■ **Data listing**

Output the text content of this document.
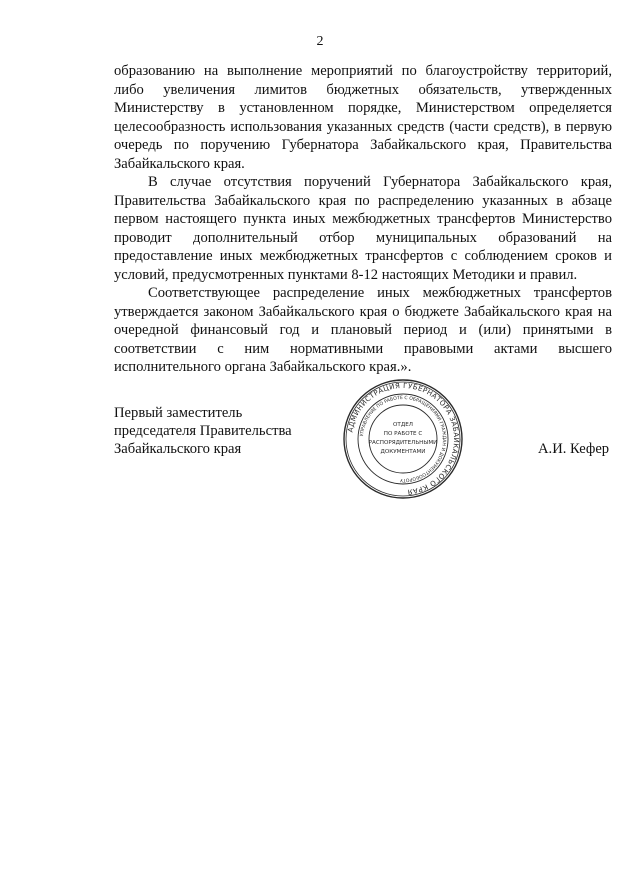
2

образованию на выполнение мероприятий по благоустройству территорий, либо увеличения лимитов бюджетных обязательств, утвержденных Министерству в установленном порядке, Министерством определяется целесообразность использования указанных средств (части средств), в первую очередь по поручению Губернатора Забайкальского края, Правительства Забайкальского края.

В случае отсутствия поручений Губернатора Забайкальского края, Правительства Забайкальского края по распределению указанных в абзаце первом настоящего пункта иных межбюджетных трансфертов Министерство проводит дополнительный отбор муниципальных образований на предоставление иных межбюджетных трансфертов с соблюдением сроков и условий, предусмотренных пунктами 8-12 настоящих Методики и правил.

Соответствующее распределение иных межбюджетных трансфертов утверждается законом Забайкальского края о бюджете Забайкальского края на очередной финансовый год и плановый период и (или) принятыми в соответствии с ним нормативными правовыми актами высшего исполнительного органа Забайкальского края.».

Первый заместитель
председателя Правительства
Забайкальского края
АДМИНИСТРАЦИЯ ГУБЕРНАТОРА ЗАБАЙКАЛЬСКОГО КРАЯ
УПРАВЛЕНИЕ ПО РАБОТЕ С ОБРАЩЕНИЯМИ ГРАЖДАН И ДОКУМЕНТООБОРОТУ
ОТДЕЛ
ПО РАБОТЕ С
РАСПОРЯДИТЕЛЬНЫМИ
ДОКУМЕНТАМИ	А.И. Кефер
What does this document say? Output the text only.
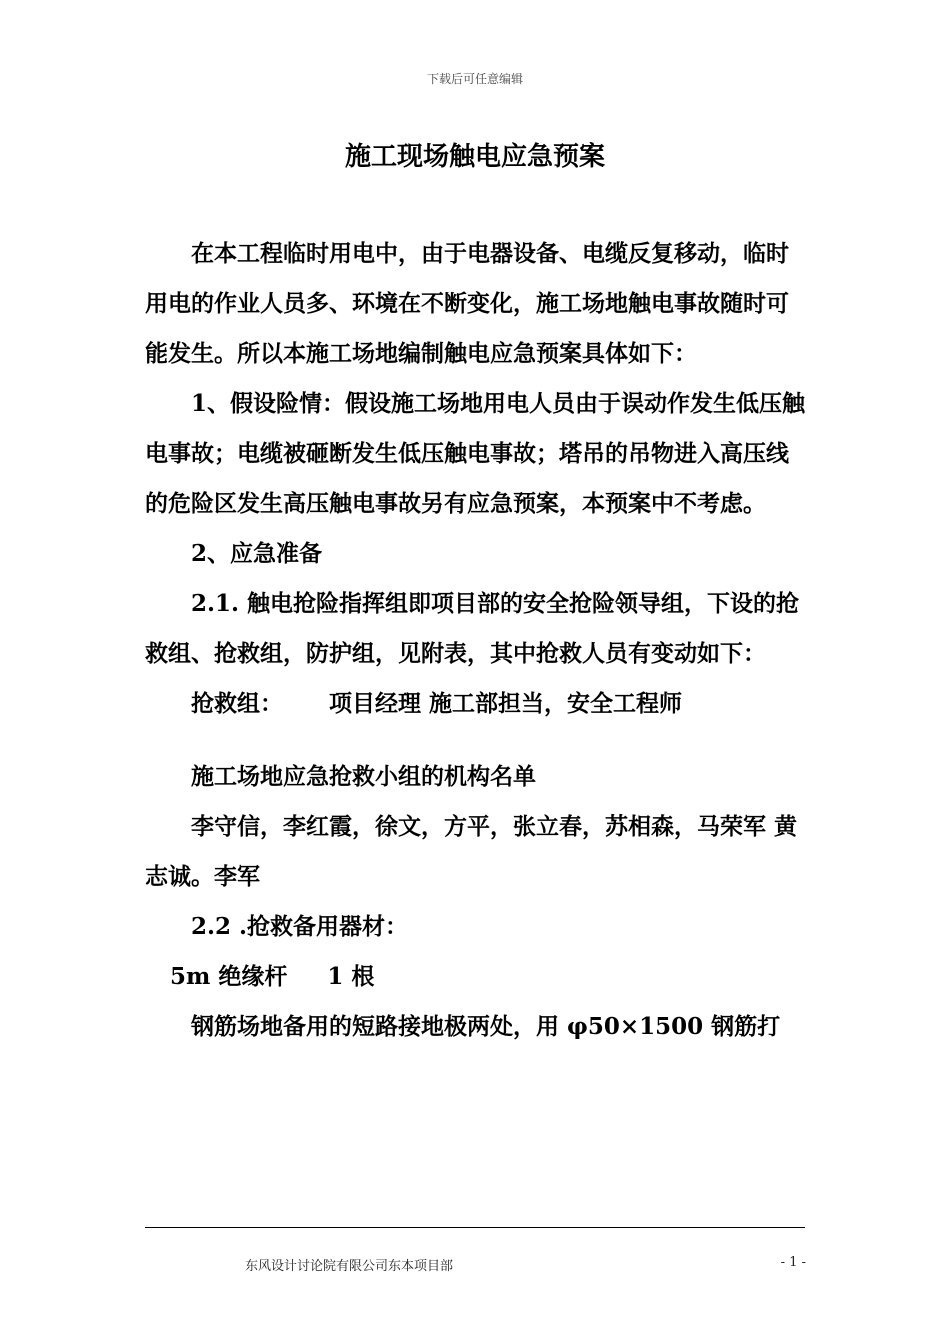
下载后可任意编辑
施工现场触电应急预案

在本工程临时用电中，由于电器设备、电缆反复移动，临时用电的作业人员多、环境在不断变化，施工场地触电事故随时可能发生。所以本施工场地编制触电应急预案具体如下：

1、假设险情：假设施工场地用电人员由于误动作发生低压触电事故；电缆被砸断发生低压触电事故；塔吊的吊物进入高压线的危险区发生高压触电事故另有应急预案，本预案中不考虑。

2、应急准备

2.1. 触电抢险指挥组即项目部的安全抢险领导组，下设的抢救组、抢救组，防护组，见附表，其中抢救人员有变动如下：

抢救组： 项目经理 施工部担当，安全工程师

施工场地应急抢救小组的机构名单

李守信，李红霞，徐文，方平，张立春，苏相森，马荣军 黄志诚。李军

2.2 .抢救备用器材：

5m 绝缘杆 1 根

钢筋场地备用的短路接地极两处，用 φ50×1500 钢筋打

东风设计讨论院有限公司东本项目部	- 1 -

■ **Prompt**
Copy out all the data exactly; skip the pictures.

■ **Task answer**
Output the text content of this document.
2

образованию на выполнение мероприятий по благоустройству территорий, либо увеличения лимитов бюджетных обязательств, утвержденных Министерству в установленном порядке, Министерством определяется целесообразность использования указанных средств (части средств), в первую очередь по поручению Губернатора Забайкальского края, Правительства Забайкальского края.

В случае отсутствия поручений Губернатора Забайкальского края, Правительства Забайкальского края по распределению указанных в абзаце первом настоящего пункта иных межбюджетных трансфертов Министерство проводит дополнительный отбор муниципальных образований на предоставление иных межбюджетных трансфертов с соблюдением сроков и условий, предусмотренных пунктами 8-12 настоящих Методики и правил.

Соответствующее распределение иных межбюджетных трансфертов утверждается законом Забайкальского края о бюджете Забайкальского края на очередной финансовый год и плановый период и (или) принятыми в соответствии с ним нормативными правовыми актами высшего исполнительного органа Забайкальского края.».

Первый заместитель
председателя Правительства
Забайкальского края
АДМИНИСТРАЦИЯ ГУБЕРНАТОРА ЗАБАЙКАЛЬСКОГО КРАЯ
УПРАВЛЕНИЕ ПО РАБОТЕ С ОБРАЩЕНИЯМИ ГРАЖДАН И ДОКУМЕНТООБОРОТУ
ОТДЕЛ
ПО РАБОТЕ С
РАСПОРЯДИТЕЛЬНЫМИ
ДОКУМЕНТАМИ	А.И. Кефер
What does this document say? Output the text only.
下载后可任意编辑
施工现场触电应急预案

在本工程临时用电中，由于电器设备、电缆反复移动，临时用电的作业人员多、环境在不断变化，施工场地触电事故随时可能发生。所以本施工场地编制触电应急预案具体如下：

1、假设险情：假设施工场地用电人员由于误动作发生低压触电事故；电缆被砸断发生低压触电事故；塔吊的吊物进入高压线的危险区发生高压触电事故另有应急预案，本预案中不考虑。

2、应急准备

2.1. 触电抢险指挥组即项目部的安全抢险领导组，下设的抢救组、抢救组，防护组，见附表，其中抢救人员有变动如下：

抢救组： 项目经理 施工部担当，安全工程师

施工场地应急抢救小组的机构名单

李守信，李红霞，徐文，方平，张立春，苏相森，马荣军 黄志诚。李军

2.2 .抢救备用器材：

5m 绝缘杆 1 根

钢筋场地备用的短路接地极两处，用 φ50×1500 钢筋打

东风设计讨论院有限公司东本项目部	- 1 -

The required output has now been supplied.